INSTRUCTIONS FOR THE TASK: Everything from the line with "Extract the structured" through the last line of the records below should be copied exactly, both ends included.

DATA SECTION:

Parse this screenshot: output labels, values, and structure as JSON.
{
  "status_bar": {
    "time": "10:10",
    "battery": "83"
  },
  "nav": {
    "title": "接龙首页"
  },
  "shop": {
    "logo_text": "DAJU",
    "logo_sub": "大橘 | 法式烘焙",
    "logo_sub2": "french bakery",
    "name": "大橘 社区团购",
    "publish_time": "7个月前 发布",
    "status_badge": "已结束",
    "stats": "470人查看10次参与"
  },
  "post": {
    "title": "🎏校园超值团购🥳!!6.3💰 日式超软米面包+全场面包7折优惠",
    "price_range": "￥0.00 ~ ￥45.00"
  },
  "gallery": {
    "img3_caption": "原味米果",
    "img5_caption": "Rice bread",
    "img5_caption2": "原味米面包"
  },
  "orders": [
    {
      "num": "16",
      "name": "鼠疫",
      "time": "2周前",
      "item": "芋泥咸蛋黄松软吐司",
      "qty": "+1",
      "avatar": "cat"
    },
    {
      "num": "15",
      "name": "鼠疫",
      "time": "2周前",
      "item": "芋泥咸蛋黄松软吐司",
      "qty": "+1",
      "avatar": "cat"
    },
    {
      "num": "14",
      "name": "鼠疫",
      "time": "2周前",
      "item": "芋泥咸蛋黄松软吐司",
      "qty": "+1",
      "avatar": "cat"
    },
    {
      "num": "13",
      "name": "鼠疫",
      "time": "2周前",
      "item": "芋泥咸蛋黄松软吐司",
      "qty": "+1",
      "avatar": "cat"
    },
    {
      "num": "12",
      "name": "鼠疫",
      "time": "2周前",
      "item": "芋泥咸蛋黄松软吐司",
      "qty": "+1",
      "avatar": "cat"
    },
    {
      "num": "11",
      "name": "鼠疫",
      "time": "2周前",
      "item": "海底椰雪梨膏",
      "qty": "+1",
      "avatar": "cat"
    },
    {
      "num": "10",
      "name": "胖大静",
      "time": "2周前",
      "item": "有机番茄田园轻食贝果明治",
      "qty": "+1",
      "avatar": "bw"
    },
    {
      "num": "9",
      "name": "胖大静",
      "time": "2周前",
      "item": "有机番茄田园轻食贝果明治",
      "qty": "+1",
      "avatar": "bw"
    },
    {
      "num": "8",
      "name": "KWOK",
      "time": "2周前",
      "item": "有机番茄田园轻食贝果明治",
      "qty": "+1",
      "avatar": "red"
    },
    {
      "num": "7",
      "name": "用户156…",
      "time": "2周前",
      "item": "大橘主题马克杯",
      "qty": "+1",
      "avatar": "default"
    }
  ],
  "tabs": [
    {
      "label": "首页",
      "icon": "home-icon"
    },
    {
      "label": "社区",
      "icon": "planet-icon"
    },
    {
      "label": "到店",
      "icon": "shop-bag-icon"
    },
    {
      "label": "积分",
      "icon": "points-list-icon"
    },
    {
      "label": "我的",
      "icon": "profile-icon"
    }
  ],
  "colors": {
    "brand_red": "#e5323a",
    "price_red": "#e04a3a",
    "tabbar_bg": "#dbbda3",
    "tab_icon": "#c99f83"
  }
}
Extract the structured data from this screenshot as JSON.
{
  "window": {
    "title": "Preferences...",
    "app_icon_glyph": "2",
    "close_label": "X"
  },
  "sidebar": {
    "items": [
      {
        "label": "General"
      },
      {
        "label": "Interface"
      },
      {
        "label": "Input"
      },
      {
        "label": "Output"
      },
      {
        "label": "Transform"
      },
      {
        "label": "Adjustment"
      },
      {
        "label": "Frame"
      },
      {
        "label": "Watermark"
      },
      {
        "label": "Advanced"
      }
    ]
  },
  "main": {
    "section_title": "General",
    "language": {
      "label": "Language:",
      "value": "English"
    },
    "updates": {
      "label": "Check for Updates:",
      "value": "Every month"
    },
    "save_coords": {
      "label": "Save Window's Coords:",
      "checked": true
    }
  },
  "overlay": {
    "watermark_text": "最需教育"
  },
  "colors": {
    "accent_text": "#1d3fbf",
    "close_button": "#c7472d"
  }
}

ANSWER TO THE TASK:
Extract the structured data from this screenshot as JSON.
{
  "window": {
    "title": "Preferences...",
    "app_icon_glyph": "2",
    "close_label": "X"
  },
  "sidebar": {
    "items": [
      {
        "label": "General"
      },
      {
        "label": "Interface"
      },
      {
        "label": "Input"
      },
      {
        "label": "Output"
      },
      {
        "label": "Transform"
      },
      {
        "label": "Adjustment"
      },
      {
        "label": "Frame"
      },
      {
        "label": "Watermark"
      },
      {
        "label": "Advanced"
      }
    ]
  },
  "main": {
    "section_title": "General",
    "language": {
      "label": "Language:",
      "value": "English"
    },
    "updates": {
      "label": "Check for Updates:",
      "value": "Every month"
    },
    "save_coords": {
      "label": "Save Window's Coords:",
      "checked": true
    }
  },
  "overlay": {
    "watermark_text": "最需教育"
  },
  "colors": {
    "accent_text": "#1d3fbf",
    "close_button": "#c7472d"
  }
}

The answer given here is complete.